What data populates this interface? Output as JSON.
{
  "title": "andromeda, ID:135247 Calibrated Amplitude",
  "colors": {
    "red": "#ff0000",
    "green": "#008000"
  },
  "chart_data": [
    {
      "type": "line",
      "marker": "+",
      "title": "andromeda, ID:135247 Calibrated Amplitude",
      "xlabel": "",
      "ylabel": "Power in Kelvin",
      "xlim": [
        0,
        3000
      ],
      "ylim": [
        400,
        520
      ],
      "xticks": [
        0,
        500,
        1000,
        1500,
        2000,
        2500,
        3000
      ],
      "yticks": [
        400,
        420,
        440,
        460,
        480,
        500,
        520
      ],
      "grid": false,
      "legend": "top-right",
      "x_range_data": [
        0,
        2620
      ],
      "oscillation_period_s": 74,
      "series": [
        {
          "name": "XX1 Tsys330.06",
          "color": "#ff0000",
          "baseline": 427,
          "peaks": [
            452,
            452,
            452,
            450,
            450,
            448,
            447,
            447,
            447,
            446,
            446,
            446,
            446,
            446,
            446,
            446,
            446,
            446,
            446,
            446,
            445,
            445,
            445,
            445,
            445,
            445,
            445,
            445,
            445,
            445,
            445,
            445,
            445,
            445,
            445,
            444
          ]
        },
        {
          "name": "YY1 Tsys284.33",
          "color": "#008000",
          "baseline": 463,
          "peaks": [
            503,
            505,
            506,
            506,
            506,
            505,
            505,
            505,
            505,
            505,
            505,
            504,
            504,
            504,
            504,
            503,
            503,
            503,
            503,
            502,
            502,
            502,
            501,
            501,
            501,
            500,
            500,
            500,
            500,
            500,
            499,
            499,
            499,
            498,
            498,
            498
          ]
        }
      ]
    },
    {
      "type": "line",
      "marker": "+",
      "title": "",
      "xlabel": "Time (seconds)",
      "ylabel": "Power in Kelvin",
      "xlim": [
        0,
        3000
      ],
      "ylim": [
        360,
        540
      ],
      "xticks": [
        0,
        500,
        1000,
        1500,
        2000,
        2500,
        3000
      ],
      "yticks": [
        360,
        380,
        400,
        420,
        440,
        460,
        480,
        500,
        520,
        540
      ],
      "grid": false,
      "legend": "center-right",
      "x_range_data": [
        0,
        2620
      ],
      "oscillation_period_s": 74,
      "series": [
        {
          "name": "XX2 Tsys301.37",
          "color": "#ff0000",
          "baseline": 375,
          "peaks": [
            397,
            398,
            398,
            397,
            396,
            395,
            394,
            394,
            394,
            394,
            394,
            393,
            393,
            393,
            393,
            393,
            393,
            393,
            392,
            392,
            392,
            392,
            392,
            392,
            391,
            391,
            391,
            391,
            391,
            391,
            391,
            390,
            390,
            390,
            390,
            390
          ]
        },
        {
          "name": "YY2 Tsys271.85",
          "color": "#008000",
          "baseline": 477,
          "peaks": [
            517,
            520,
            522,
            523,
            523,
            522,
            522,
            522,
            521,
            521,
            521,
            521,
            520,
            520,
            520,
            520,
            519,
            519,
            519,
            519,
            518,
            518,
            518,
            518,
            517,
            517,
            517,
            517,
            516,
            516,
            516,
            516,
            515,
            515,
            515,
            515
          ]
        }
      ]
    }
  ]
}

=====

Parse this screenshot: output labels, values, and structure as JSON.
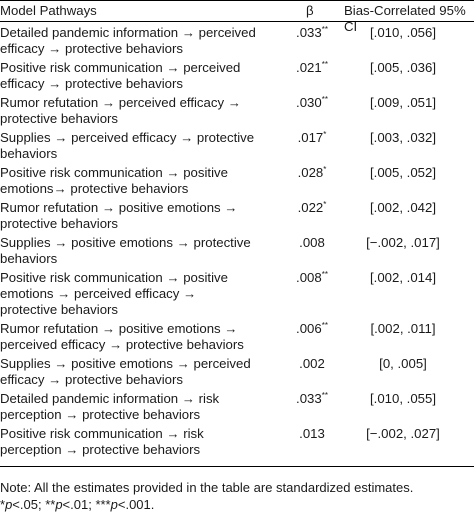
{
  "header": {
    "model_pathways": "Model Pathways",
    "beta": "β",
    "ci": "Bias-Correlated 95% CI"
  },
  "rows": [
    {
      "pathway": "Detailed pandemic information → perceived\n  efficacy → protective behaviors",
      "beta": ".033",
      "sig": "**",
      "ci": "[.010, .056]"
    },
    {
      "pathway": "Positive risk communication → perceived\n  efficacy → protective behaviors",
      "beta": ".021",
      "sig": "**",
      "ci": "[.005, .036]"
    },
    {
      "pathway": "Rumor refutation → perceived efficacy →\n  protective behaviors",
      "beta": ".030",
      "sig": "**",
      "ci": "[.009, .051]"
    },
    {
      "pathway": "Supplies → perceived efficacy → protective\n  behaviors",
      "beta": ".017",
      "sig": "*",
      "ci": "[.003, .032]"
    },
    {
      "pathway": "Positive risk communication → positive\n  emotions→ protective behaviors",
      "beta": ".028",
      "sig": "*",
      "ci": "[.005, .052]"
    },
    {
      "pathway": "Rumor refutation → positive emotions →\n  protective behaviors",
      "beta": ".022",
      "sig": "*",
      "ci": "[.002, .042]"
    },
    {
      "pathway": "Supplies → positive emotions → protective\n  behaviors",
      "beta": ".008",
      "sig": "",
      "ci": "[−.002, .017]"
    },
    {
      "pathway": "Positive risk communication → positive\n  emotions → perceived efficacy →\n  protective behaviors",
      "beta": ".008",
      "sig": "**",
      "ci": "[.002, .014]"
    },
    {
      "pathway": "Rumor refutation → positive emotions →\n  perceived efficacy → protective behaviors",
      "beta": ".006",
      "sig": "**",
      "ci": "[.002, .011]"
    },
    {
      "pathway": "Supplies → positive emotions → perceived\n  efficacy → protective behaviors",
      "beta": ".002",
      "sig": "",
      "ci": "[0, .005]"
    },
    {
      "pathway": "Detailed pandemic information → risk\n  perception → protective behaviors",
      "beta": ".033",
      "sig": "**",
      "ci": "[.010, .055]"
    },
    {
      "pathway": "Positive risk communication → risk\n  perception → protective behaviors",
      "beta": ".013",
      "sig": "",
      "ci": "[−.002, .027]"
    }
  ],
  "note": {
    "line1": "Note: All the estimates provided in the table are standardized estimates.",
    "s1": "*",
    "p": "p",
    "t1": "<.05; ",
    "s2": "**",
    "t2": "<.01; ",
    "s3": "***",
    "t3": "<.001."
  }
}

=====

List the lines of the records where "refutation" occurs.

§ Exercise output:
      "pathway": "Rumor refutation → perceived efficacy →\n  protective behaviors",
      "pathway": "Rumor refutation → positive emotions →\n  protective behaviors",
      "pathway": "Rumor refutation → positive emotions →\n  perceived efficacy → protective behaviors",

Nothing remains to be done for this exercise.